**** Supplied material

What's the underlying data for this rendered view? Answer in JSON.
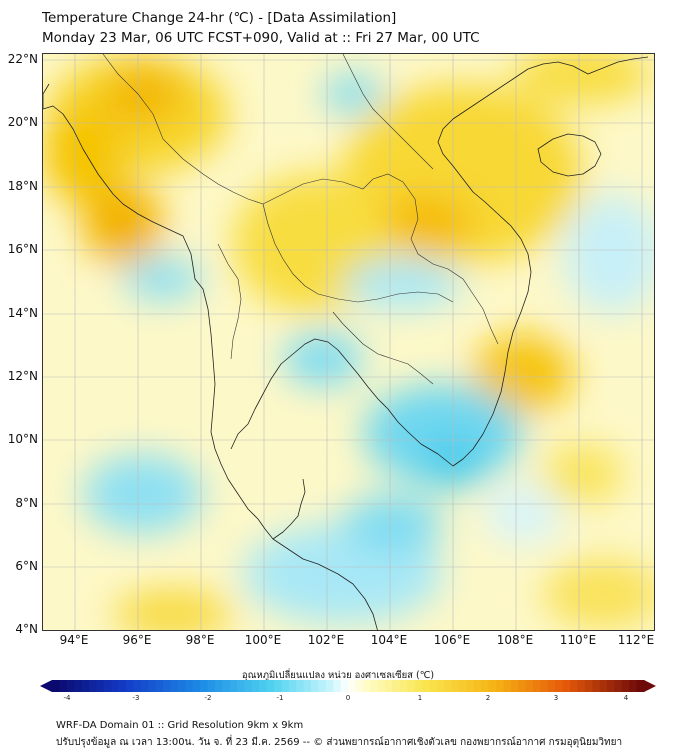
{
  "title_line1": "Temperature Change 24-hr (℃) - [Data Assimilation]",
  "title_line2": "Monday 23 Mar, 06 UTC FCST+090, Valid at :: Fri 27 Mar, 00 UTC",
  "latitude_labels": [
    "22°N",
    "20°N",
    "18°N",
    "16°N",
    "14°N",
    "12°N",
    "10°N",
    "8°N",
    "6°N",
    "4°N"
  ],
  "longitude_labels": [
    "94°E",
    "96°E",
    "98°E",
    "100°E",
    "102°E",
    "104°E",
    "106°E",
    "108°E",
    "110°E",
    "112°E"
  ],
  "colorbar": {
    "label": "อุณหภูมิเปลี่ยนแปลง หน่วย องศาเซลเซียส (℃)",
    "ticks": [
      "-4",
      "-3",
      "-2",
      "-1",
      "0",
      "1",
      "2",
      "3",
      "4"
    ],
    "min": -4,
    "max": 4
  },
  "footer_line1": "WRF-DA Domain 01 :: Grid Resolution 9km x 9km",
  "footer_line2": "ปรับปรุงข้อมูล ณ เวลา 13:00น. วัน จ. ที่ 23 มี.ค. 2569 -- © ส่วนพยากรณ์อากาศเชิงตัวเลข กองพยากรณ์อากาศ กรมอุตุนิยมวิทยา",
  "colors": {
    "warm_strong": "#f5a800",
    "warm": "#f7dc2a",
    "warm_light": "#fcf6a8",
    "neutral": "#ffffff",
    "cool_light": "#c8f2fa",
    "cool": "#5bd2ef",
    "coastline": "#222222"
  }
}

********

Quote every line of the records above exactly; no picture is to be copied.

• Response below:
What's the underlying data for this rendered view? Answer in JSON.
{
  "title_line1": "Temperature Change 24-hr (℃) - [Data Assimilation]",
  "title_line2": "Monday 23 Mar, 06 UTC FCST+090, Valid at :: Fri 27 Mar, 00 UTC",
  "latitude_labels": [
    "22°N",
    "20°N",
    "18°N",
    "16°N",
    "14°N",
    "12°N",
    "10°N",
    "8°N",
    "6°N",
    "4°N"
  ],
  "longitude_labels": [
    "94°E",
    "96°E",
    "98°E",
    "100°E",
    "102°E",
    "104°E",
    "106°E",
    "108°E",
    "110°E",
    "112°E"
  ],
  "colorbar": {
    "label": "อุณหภูมิเปลี่ยนแปลง หน่วย องศาเซลเซียส (℃)",
    "ticks": [
      "-4",
      "-3",
      "-2",
      "-1",
      "0",
      "1",
      "2",
      "3",
      "4"
    ],
    "min": -4,
    "max": 4
  },
  "footer_line1": "WRF-DA Domain 01 :: Grid Resolution 9km x 9km",
  "footer_line2": "ปรับปรุงข้อมูล ณ เวลา 13:00น. วัน จ. ที่ 23 มี.ค. 2569 -- © ส่วนพยากรณ์อากาศเชิงตัวเลข กองพยากรณ์อากาศ กรมอุตุนิยมวิทยา",
  "colors": {
    "warm_strong": "#f5a800",
    "warm": "#f7dc2a",
    "warm_light": "#fcf6a8",
    "neutral": "#ffffff",
    "cool_light": "#c8f2fa",
    "cool": "#5bd2ef",
    "coastline": "#222222"
  }
}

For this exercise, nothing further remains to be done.